**AIM OF THE EXERCISE:** Reproduce this listing in full.
_____
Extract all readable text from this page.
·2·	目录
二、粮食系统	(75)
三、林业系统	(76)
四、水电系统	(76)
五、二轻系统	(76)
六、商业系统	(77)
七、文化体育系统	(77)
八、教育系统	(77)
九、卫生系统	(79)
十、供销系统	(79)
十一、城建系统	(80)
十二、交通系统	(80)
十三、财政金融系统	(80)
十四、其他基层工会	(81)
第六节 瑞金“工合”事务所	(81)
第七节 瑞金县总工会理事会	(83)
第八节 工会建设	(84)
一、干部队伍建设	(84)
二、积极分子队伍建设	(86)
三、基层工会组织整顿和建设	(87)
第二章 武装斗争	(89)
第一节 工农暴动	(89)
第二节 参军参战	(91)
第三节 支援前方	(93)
_____
**OUTPUT FOR THIS TASK:**
Extract all readable text from this page.
·2·	目录
二、粮食系统	(75)
三、林业系统	(76)
四、水电系统	(76)
五、二轻系统	(76)
六、商业系统	(77)
七、文化体育系统	(77)
八、教育系统	(77)
九、卫生系统	(79)
十、供销系统	(79)
十一、城建系统	(80)
十二、交通系统	(80)
十三、财政金融系统	(80)
十四、其他基层工会	(81)
第六节 瑞金“工合”事务所	(81)
第七节 瑞金县总工会理事会	(83)
第八节 工会建设	(84)
一、干部队伍建设	(84)
二、积极分子队伍建设	(86)
三、基层工会组织整顿和建设	(87)
第二章 武装斗争	(89)
第一节 工农暴动	(89)
第二节 参军参战	(91)
第三节 支援前方	(93)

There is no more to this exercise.